* **What the exercise asks**: Retype the material word for word.

* **Provided entries**:
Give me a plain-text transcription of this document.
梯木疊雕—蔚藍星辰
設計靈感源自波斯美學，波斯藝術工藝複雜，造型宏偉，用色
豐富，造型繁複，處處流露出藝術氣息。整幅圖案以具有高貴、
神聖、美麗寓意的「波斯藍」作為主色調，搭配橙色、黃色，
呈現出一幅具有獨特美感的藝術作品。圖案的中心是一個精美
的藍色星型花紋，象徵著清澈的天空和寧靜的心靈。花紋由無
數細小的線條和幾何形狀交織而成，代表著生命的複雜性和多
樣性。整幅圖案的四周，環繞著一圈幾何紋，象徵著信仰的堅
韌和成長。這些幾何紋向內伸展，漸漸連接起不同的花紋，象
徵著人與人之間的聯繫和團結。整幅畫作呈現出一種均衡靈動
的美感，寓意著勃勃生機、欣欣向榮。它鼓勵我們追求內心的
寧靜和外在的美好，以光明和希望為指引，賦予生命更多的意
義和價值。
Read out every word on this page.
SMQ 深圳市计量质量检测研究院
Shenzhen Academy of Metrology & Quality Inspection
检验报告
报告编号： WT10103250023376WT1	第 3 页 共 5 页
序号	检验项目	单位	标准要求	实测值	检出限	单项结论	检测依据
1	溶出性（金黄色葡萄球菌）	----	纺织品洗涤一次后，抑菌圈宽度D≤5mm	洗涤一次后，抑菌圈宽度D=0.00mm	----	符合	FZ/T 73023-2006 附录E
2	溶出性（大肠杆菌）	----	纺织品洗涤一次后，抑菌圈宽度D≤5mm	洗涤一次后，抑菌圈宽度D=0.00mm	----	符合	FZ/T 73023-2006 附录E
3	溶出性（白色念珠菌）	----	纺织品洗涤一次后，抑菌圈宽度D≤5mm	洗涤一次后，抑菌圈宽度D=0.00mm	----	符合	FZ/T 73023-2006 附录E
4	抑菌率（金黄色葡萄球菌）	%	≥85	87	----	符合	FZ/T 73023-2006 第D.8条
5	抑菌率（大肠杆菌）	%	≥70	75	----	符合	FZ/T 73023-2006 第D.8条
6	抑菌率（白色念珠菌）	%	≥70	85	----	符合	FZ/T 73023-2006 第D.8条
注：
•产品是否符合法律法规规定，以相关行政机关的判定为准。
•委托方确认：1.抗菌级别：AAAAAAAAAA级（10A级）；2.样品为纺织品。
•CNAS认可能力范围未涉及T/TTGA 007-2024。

* **Task solution**:
Give me a plain-text transcription of this document.
梯木疊雕—蔚藍星辰
設計靈感源自波斯美學，波斯藝術工藝複雜，造型宏偉，用色
豐富，造型繁複，處處流露出藝術氣息。整幅圖案以具有高貴、
神聖、美麗寓意的「波斯藍」作為主色調，搭配橙色、黃色，
呈現出一幅具有獨特美感的藝術作品。圖案的中心是一個精美
的藍色星型花紋，象徵著清澈的天空和寧靜的心靈。花紋由無
數細小的線條和幾何形狀交織而成，代表著生命的複雜性和多
樣性。整幅圖案的四周，環繞著一圈幾何紋，象徵著信仰的堅
韌和成長。這些幾何紋向內伸展，漸漸連接起不同的花紋，象
徵著人與人之間的聯繫和團結。整幅畫作呈現出一種均衡靈動
的美感，寓意著勃勃生機、欣欣向榮。它鼓勵我們追求內心的
寧靜和外在的美好，以光明和希望為指引，賦予生命更多的意
義和價值。
Read out every word on this page.
SMQ 深圳市计量质量检测研究院
Shenzhen Academy of Metrology & Quality Inspection
检验报告
报告编号： WT10103250023376WT1	第 3 页 共 5 页
序号	检验项目	单位	标准要求	实测值	检出限	单项结论	检测依据
1	溶出性（金黄色葡萄球菌）	----	纺织品洗涤一次后，抑菌圈宽度D≤5mm	洗涤一次后，抑菌圈宽度D=0.00mm	----	符合	FZ/T 73023-2006 附录E
2	溶出性（大肠杆菌）	----	纺织品洗涤一次后，抑菌圈宽度D≤5mm	洗涤一次后，抑菌圈宽度D=0.00mm	----	符合	FZ/T 73023-2006 附录E
3	溶出性（白色念珠菌）	----	纺织品洗涤一次后，抑菌圈宽度D≤5mm	洗涤一次后，抑菌圈宽度D=0.00mm	----	符合	FZ/T 73023-2006 附录E
4	抑菌率（金黄色葡萄球菌）	%	≥85	87	----	符合	FZ/T 73023-2006 第D.8条
5	抑菌率（大肠杆菌）	%	≥70	75	----	符合	FZ/T 73023-2006 第D.8条
6	抑菌率（白色念珠菌）	%	≥70	85	----	符合	FZ/T 73023-2006 第D.8条
注：
•产品是否符合法律法规规定，以相关行政机关的判定为准。
•委托方确认：1.抗菌级别：AAAAAAAAAA级（10A级）；2.样品为纺织品。
•CNAS认可能力范围未涉及T/TTGA 007-2024。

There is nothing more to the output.